Copy every line of the data in which the word "Gefrituurde" occurs.

══════════

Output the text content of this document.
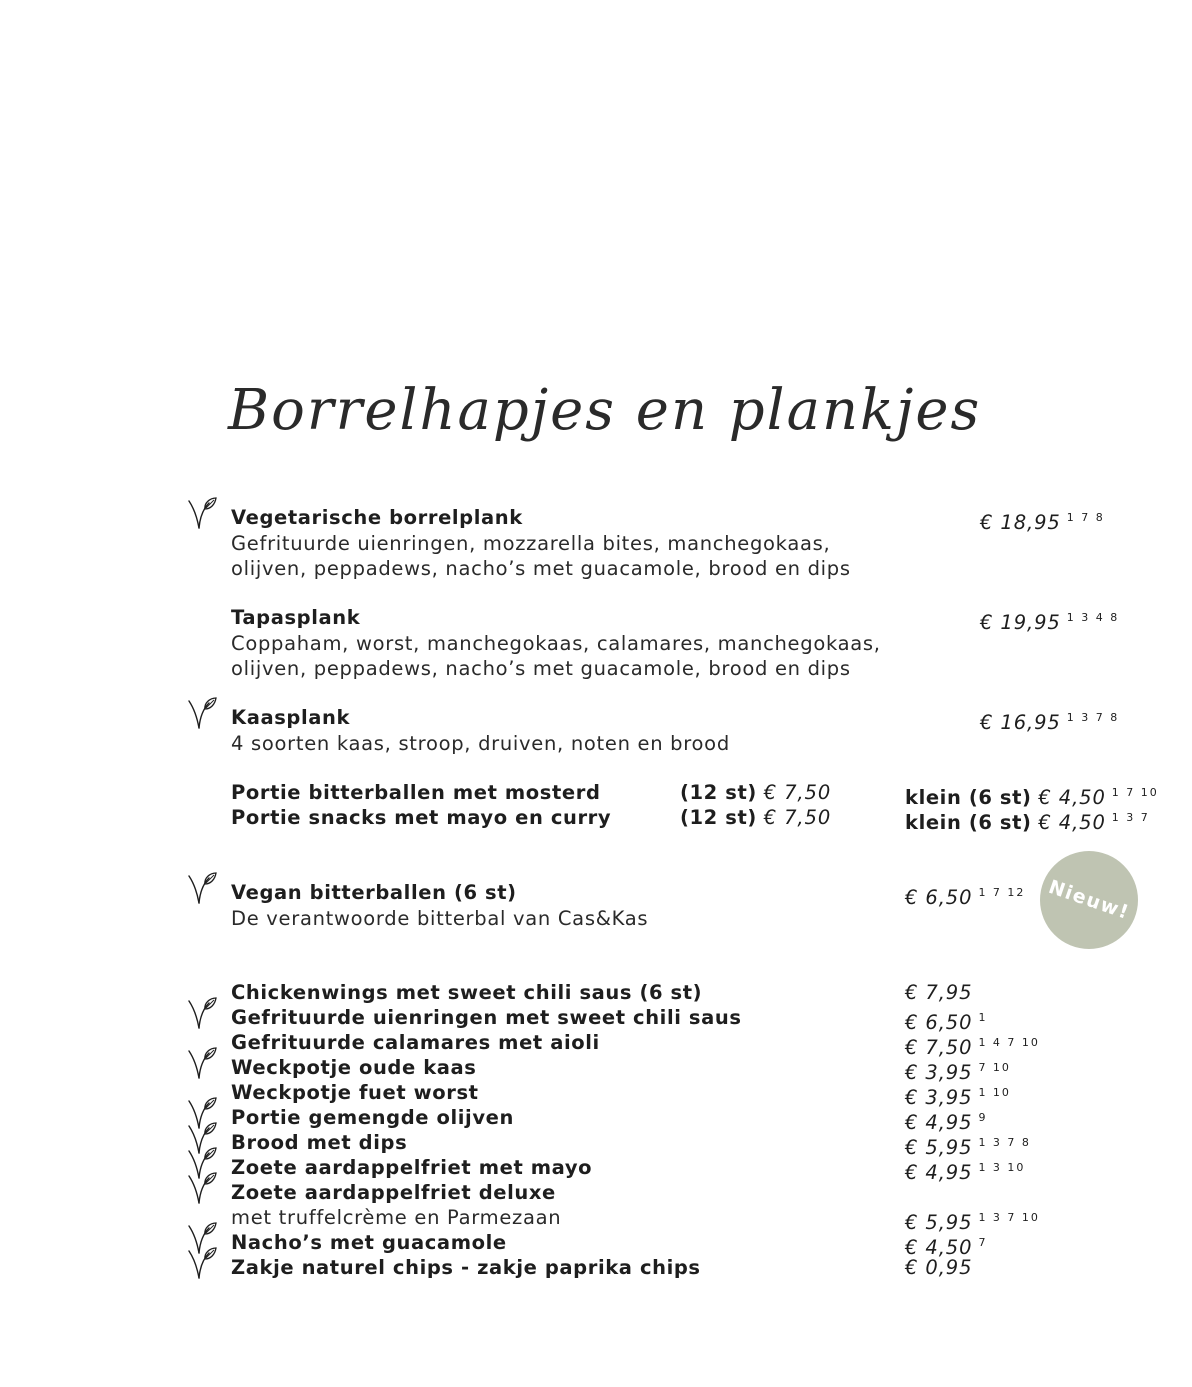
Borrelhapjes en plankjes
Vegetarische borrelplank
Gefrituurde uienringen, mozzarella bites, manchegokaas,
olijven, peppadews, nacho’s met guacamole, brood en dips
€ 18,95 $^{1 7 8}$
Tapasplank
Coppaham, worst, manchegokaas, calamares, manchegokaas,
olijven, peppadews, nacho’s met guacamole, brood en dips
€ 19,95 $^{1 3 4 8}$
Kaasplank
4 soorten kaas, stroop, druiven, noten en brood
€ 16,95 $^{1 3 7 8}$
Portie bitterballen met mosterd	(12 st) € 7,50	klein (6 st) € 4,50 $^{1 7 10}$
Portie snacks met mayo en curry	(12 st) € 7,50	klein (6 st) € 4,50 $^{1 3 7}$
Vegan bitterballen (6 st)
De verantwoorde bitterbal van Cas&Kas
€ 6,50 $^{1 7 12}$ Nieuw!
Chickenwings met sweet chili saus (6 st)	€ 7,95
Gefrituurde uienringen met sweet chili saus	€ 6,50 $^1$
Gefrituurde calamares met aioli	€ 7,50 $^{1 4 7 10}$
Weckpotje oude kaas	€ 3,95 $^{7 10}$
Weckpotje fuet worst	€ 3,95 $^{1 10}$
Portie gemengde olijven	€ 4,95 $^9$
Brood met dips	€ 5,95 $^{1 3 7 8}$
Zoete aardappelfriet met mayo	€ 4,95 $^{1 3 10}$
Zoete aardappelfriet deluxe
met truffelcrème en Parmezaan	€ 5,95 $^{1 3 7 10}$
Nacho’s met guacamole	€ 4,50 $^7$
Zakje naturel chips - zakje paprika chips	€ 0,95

══════════

■ Task solution
Gefrituurde uienringen, mozzarella bites, manchegokaas,
Gefrituurde uienringen met sweet chili saus	€ 6,50 $^1$
Gefrituurde calamares met aioli	€ 7,50 $^{1 4 7 10}$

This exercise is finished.